--- Start ---
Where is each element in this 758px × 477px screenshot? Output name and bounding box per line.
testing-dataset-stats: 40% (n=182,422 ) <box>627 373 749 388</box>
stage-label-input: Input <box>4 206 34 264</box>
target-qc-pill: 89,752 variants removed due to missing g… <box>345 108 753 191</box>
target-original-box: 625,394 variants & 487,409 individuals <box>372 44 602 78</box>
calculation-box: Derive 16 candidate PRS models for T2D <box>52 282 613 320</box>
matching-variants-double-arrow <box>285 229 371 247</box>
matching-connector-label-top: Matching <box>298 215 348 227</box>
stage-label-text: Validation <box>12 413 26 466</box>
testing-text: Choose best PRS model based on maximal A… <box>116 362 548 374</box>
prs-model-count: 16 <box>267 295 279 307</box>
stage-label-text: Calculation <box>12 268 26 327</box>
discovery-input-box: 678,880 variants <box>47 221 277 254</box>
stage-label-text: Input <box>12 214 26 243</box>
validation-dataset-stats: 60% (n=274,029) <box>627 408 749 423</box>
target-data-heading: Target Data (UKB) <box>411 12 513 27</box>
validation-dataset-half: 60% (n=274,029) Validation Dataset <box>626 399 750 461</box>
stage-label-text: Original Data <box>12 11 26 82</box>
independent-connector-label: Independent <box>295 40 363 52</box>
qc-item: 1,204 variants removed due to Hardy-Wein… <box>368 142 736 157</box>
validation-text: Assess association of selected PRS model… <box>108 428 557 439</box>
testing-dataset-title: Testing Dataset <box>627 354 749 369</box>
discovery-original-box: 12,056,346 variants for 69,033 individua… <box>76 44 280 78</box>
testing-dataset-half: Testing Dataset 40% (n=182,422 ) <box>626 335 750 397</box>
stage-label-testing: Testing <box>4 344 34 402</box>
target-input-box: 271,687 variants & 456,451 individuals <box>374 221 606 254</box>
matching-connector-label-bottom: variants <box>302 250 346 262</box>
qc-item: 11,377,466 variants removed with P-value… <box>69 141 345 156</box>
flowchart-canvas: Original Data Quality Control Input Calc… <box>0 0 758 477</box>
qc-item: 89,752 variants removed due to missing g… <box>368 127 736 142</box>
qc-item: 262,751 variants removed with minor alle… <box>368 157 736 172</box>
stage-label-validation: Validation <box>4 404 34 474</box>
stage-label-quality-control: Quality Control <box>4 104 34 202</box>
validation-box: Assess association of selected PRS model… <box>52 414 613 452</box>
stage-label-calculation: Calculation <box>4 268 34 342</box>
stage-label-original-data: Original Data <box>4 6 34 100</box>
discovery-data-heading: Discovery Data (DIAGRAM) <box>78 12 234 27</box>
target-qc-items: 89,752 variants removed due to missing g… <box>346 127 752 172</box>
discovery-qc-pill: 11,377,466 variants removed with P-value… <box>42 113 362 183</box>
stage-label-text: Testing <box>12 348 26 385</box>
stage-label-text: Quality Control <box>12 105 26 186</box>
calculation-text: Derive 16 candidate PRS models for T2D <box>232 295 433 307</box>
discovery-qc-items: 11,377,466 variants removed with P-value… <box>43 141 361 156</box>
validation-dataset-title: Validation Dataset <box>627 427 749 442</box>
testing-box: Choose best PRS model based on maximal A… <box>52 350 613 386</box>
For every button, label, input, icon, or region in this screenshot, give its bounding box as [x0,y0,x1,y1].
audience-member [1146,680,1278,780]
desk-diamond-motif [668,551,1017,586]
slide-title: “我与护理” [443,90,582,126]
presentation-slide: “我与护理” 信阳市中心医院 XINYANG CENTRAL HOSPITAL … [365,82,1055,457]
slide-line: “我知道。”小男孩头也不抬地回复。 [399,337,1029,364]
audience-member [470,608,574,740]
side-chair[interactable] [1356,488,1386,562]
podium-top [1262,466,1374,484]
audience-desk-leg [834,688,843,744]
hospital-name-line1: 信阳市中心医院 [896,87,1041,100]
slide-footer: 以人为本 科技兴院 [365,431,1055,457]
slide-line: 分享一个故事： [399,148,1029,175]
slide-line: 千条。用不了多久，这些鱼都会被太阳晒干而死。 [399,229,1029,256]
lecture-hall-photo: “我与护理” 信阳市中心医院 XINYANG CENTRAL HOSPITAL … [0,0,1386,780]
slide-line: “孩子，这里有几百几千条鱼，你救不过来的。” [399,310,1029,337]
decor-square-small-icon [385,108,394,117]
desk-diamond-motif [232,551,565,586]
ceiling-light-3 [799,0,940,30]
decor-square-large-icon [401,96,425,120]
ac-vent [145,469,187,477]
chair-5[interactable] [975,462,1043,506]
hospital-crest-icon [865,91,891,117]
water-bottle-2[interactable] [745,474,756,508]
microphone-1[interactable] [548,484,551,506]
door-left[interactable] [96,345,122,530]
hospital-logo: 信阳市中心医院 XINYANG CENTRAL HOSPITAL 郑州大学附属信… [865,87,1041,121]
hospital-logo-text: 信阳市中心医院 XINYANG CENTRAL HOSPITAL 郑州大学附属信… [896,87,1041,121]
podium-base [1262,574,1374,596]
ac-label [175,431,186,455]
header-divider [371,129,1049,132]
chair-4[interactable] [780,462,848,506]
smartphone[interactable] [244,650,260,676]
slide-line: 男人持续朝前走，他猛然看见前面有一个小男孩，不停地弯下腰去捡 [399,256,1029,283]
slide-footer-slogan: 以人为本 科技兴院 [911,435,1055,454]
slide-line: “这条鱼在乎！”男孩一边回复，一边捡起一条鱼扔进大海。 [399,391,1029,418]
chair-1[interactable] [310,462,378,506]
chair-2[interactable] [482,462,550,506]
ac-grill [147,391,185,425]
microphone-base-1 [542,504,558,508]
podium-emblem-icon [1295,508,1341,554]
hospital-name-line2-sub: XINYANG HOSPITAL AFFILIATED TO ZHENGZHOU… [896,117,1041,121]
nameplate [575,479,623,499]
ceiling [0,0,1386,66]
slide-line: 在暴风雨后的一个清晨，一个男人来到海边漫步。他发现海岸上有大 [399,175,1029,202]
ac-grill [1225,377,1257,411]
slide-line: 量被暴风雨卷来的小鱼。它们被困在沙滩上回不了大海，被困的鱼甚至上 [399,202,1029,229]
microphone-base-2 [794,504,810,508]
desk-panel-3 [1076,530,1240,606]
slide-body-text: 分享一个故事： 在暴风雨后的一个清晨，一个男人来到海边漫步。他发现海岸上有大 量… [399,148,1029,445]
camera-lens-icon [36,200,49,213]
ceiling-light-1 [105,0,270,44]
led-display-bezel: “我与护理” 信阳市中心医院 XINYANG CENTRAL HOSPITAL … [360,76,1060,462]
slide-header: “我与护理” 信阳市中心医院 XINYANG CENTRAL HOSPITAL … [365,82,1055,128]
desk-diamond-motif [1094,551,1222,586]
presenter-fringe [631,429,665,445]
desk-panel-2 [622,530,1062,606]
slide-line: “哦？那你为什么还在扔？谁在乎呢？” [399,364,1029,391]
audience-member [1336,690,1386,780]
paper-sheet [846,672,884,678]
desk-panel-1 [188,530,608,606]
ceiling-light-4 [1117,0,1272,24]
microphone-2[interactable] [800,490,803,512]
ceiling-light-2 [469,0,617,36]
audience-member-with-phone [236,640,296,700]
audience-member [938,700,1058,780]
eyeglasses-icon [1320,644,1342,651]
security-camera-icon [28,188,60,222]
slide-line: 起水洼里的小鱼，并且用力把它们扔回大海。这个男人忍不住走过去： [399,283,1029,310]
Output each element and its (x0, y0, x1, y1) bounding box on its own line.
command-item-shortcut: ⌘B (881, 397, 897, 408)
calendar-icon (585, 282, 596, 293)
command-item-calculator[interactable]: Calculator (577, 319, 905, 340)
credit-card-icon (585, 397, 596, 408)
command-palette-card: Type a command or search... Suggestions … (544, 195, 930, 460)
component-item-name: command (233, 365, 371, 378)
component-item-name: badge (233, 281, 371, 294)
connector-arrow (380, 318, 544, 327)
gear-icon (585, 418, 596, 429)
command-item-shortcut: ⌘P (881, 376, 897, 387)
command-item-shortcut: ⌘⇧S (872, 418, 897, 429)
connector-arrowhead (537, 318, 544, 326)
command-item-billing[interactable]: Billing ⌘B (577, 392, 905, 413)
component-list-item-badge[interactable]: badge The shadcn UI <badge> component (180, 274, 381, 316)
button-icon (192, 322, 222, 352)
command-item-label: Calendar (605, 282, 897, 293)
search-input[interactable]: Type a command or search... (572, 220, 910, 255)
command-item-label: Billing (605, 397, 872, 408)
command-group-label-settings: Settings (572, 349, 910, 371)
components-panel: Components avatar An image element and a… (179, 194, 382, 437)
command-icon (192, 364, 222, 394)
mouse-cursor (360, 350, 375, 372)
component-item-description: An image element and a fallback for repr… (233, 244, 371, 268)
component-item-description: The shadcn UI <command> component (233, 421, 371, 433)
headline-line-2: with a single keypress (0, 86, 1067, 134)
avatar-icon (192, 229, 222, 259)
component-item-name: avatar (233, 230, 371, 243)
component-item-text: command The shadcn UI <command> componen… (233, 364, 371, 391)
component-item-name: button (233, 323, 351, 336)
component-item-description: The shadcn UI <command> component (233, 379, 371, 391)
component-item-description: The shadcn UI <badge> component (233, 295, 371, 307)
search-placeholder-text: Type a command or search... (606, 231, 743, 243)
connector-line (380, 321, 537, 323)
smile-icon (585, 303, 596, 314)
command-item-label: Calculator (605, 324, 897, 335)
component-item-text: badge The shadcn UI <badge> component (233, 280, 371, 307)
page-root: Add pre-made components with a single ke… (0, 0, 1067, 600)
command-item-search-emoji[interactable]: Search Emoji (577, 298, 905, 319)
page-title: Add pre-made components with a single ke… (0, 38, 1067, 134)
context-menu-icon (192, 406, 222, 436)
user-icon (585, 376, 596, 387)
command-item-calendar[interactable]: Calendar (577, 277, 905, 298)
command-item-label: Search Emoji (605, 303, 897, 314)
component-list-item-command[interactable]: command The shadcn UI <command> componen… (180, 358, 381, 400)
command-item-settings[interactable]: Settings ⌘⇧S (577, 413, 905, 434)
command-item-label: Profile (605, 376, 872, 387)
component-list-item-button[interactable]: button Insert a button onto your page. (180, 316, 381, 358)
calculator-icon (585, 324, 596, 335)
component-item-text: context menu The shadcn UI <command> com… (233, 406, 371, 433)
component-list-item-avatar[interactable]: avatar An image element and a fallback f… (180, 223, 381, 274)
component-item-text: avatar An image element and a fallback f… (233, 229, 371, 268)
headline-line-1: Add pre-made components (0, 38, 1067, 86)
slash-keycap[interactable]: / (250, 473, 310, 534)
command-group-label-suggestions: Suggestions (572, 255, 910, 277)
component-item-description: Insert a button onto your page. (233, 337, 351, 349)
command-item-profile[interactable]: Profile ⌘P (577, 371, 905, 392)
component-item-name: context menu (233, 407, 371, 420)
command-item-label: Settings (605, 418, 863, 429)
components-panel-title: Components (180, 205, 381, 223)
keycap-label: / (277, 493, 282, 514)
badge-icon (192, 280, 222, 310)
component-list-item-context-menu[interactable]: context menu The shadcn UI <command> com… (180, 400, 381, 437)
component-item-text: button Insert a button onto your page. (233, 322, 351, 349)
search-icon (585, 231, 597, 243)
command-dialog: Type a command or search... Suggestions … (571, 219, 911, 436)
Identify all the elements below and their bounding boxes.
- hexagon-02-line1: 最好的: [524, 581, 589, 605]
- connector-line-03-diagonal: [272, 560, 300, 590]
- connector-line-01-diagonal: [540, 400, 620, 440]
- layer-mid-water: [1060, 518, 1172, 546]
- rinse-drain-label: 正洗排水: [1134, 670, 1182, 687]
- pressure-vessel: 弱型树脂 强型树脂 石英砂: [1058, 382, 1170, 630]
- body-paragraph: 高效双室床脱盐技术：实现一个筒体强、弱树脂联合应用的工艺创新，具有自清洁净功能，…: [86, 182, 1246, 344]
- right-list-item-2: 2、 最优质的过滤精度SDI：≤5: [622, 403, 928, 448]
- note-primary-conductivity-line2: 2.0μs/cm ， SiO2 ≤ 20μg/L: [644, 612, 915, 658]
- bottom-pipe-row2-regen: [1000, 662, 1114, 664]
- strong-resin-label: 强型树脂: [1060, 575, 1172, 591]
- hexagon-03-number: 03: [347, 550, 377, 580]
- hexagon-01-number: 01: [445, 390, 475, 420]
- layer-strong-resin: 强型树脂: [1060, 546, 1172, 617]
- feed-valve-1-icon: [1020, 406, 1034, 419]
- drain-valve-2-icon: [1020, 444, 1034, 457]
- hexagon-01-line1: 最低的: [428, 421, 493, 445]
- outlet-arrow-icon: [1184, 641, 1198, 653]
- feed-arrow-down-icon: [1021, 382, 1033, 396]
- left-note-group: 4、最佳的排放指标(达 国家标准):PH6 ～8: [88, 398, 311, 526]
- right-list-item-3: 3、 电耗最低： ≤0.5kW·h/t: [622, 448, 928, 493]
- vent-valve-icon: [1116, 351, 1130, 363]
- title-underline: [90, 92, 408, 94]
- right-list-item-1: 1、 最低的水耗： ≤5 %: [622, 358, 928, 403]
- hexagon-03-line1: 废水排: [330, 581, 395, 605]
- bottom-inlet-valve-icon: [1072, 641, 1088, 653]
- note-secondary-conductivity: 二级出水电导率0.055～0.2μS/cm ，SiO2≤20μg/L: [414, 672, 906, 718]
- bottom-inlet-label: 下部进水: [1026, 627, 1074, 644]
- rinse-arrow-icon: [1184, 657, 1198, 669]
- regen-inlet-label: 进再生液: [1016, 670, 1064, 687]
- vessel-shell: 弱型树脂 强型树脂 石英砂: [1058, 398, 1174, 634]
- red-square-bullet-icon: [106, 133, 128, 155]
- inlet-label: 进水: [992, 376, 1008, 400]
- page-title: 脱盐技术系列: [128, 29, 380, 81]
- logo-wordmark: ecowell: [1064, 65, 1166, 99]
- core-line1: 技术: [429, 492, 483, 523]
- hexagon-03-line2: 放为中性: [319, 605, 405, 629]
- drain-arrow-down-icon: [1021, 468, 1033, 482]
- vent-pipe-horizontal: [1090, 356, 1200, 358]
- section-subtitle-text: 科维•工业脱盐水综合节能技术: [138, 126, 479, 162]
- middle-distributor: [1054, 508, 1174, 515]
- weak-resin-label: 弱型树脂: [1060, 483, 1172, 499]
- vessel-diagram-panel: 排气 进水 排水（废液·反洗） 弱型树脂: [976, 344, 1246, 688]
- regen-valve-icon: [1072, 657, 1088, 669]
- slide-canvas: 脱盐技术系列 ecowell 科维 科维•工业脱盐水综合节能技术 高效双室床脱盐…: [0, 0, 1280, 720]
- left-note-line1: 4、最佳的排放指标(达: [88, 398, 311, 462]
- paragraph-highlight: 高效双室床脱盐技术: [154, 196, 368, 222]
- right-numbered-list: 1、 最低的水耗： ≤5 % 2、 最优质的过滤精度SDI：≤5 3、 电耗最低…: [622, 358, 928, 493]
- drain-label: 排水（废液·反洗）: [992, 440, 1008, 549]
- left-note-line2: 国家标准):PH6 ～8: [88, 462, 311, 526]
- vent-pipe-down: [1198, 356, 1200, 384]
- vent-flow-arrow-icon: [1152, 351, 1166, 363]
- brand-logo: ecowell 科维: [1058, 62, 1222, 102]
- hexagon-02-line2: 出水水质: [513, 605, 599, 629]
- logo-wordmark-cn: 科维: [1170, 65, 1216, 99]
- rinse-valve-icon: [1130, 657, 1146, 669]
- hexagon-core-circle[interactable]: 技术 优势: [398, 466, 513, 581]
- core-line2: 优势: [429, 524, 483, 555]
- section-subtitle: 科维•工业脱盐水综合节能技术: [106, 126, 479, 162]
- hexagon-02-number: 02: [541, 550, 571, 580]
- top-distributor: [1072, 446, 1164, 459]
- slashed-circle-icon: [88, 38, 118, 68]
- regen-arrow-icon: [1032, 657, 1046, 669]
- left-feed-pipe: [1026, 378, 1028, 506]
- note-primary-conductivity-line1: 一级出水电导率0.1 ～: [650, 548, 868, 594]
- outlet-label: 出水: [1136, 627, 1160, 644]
--- End ---
Exercise task: Starting from the very first of the lines above and stopping after the line that contains "target-qc-pill: 89,752 variants", both included, arrange those lines as a JSON list of strings with one string per line and blank lines omitted.

Correct answer:
[
  "Where is each element in this 758px × 477px screenshot? Output name and bounding box per line.",
  "testing-dataset-stats: 40% (n=182,422 ) <box>627 373 749 388</box>",
  "stage-label-input: Input <box>4 206 34 264</box>",
  "target-qc-pill: 89,752 variants removed due to missing g… <box>345 108 753 191</box>"
]